**** Given records ****
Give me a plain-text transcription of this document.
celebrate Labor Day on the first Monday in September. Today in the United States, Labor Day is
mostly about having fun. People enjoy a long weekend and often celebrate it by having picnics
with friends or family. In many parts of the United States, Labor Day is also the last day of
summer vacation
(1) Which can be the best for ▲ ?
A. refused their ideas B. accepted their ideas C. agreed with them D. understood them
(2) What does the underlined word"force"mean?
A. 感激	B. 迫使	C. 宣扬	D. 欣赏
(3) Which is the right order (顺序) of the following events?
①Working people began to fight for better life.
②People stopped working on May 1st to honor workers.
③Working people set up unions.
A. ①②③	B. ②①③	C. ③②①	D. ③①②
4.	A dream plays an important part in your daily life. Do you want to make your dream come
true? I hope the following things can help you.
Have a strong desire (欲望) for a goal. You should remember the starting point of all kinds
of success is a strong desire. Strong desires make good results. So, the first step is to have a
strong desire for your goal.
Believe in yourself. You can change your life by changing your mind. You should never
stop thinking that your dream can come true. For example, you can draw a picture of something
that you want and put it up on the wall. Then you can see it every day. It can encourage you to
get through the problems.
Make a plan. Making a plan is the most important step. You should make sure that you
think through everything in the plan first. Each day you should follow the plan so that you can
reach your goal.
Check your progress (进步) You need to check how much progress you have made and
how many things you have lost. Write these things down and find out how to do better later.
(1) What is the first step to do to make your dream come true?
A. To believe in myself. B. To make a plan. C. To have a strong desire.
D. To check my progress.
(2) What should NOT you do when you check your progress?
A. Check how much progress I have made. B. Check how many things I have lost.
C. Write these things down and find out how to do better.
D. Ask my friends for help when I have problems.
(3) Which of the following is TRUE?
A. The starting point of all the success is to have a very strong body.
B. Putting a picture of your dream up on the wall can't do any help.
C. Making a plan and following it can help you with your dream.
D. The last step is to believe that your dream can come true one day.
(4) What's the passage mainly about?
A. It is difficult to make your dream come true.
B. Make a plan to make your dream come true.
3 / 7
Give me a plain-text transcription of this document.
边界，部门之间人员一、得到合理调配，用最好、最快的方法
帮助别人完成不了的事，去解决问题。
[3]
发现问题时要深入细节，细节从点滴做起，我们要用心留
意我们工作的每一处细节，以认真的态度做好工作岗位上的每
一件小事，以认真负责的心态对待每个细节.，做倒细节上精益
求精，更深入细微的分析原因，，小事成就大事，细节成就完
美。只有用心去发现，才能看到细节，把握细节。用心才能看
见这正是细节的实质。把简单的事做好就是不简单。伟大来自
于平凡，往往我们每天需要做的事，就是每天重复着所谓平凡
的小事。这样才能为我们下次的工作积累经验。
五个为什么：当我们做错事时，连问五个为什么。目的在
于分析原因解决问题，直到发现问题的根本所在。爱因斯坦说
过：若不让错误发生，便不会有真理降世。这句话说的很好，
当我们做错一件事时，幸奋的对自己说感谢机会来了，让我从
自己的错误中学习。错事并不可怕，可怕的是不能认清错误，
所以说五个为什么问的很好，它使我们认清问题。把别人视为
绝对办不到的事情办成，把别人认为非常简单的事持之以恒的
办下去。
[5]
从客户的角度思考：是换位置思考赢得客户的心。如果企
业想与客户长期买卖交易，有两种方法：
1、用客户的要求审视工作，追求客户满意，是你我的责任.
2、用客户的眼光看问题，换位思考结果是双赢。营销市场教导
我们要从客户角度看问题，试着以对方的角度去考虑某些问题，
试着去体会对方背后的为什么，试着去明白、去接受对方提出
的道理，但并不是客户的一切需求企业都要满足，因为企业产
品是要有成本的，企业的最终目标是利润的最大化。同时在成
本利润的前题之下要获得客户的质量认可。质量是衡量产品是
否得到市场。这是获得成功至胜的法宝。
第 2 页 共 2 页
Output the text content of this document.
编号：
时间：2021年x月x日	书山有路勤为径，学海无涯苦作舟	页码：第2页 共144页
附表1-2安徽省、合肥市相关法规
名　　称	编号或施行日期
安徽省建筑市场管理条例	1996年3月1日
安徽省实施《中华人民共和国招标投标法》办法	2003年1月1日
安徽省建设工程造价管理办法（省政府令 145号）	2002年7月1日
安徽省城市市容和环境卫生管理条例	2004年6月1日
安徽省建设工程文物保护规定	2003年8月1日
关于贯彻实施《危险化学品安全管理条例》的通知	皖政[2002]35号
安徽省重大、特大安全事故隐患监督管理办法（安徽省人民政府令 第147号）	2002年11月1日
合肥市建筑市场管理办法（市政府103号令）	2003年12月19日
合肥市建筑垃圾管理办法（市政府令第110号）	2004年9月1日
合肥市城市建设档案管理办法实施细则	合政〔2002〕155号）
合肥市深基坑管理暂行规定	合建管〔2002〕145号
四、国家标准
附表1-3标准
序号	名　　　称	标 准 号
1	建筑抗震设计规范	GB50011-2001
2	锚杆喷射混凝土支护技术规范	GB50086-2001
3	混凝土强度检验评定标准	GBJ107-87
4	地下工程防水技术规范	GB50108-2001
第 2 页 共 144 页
****
All of the records must be repeated exactly.

▶ **Reply to the task**:
Give me a plain-text transcription of this document.
celebrate Labor Day on the first Monday in September. Today in the United States, Labor Day is
mostly about having fun. People enjoy a long weekend and often celebrate it by having picnics
with friends or family. In many parts of the United States, Labor Day is also the last day of
summer vacation
(1) Which can be the best for ▲ ?
A. refused their ideas B. accepted their ideas C. agreed with them D. understood them
(2) What does the underlined word"force"mean?
A. 感激	B. 迫使	C. 宣扬	D. 欣赏
(3) Which is the right order (顺序) of the following events?
①Working people began to fight for better life.
②People stopped working on May 1st to honor workers.
③Working people set up unions.
A. ①②③	B. ②①③	C. ③②①	D. ③①②
4.	A dream plays an important part in your daily life. Do you want to make your dream come
true? I hope the following things can help you.
Have a strong desire (欲望) for a goal. You should remember the starting point of all kinds
of success is a strong desire. Strong desires make good results. So, the first step is to have a
strong desire for your goal.
Believe in yourself. You can change your life by changing your mind. You should never
stop thinking that your dream can come true. For example, you can draw a picture of something
that you want and put it up on the wall. Then you can see it every day. It can encourage you to
get through the problems.
Make a plan. Making a plan is the most important step. You should make sure that you
think through everything in the plan first. Each day you should follow the plan so that you can
reach your goal.
Check your progress (进步) You need to check how much progress you have made and
how many things you have lost. Write these things down and find out how to do better later.
(1) What is the first step to do to make your dream come true?
A. To believe in myself. B. To make a plan. C. To have a strong desire.
D. To check my progress.
(2) What should NOT you do when you check your progress?
A. Check how much progress I have made. B. Check how many things I have lost.
C. Write these things down and find out how to do better.
D. Ask my friends for help when I have problems.
(3) Which of the following is TRUE?
A. The starting point of all the success is to have a very strong body.
B. Putting a picture of your dream up on the wall can't do any help.
C. Making a plan and following it can help you with your dream.
D. The last step is to believe that your dream can come true one day.
(4) What's the passage mainly about?
A. It is difficult to make your dream come true.
B. Make a plan to make your dream come true.
3 / 7
Give me a plain-text transcription of this document.
边界，部门之间人员一、得到合理调配，用最好、最快的方法
帮助别人完成不了的事，去解决问题。
[3]
发现问题时要深入细节，细节从点滴做起，我们要用心留
意我们工作的每一处细节，以认真的态度做好工作岗位上的每
一件小事，以认真负责的心态对待每个细节.，做倒细节上精益
求精，更深入细微的分析原因，，小事成就大事，细节成就完
美。只有用心去发现，才能看到细节，把握细节。用心才能看
见这正是细节的实质。把简单的事做好就是不简单。伟大来自
于平凡，往往我们每天需要做的事，就是每天重复着所谓平凡
的小事。这样才能为我们下次的工作积累经验。
五个为什么：当我们做错事时，连问五个为什么。目的在
于分析原因解决问题，直到发现问题的根本所在。爱因斯坦说
过：若不让错误发生，便不会有真理降世。这句话说的很好，
当我们做错一件事时，幸奋的对自己说感谢机会来了，让我从
自己的错误中学习。错事并不可怕，可怕的是不能认清错误，
所以说五个为什么问的很好，它使我们认清问题。把别人视为
绝对办不到的事情办成，把别人认为非常简单的事持之以恒的
办下去。
[5]
从客户的角度思考：是换位置思考赢得客户的心。如果企
业想与客户长期买卖交易，有两种方法：
1、用客户的要求审视工作，追求客户满意，是你我的责任.
2、用客户的眼光看问题，换位思考结果是双赢。营销市场教导
我们要从客户角度看问题，试着以对方的角度去考虑某些问题，
试着去体会对方背后的为什么，试着去明白、去接受对方提出
的道理，但并不是客户的一切需求企业都要满足，因为企业产
品是要有成本的，企业的最终目标是利润的最大化。同时在成
本利润的前题之下要获得客户的质量认可。质量是衡量产品是
否得到市场。这是获得成功至胜的法宝。
第 2 页 共 2 页
Output the text content of this document.
编号：
时间：2021年x月x日	书山有路勤为径，学海无涯苦作舟	页码：第2页 共144页
附表1-2安徽省、合肥市相关法规
名　　称	编号或施行日期
安徽省建筑市场管理条例	1996年3月1日
安徽省实施《中华人民共和国招标投标法》办法	2003年1月1日
安徽省建设工程造价管理办法（省政府令 145号）	2002年7月1日
安徽省城市市容和环境卫生管理条例	2004年6月1日
安徽省建设工程文物保护规定	2003年8月1日
关于贯彻实施《危险化学品安全管理条例》的通知	皖政[2002]35号
安徽省重大、特大安全事故隐患监督管理办法（安徽省人民政府令 第147号）	2002年11月1日
合肥市建筑市场管理办法（市政府103号令）	2003年12月19日
合肥市建筑垃圾管理办法（市政府令第110号）	2004年9月1日
合肥市城市建设档案管理办法实施细则	合政〔2002〕155号）
合肥市深基坑管理暂行规定	合建管〔2002〕145号
四、国家标准
附表1-3标准
序号	名　　　称	标 准 号
1	建筑抗震设计规范	GB50011-2001
2	锚杆喷射混凝土支护技术规范	GB50086-2001
3	混凝土强度检验评定标准	GBJ107-87
4	地下工程防水技术规范	GB50108-2001
第 2 页 共 144 页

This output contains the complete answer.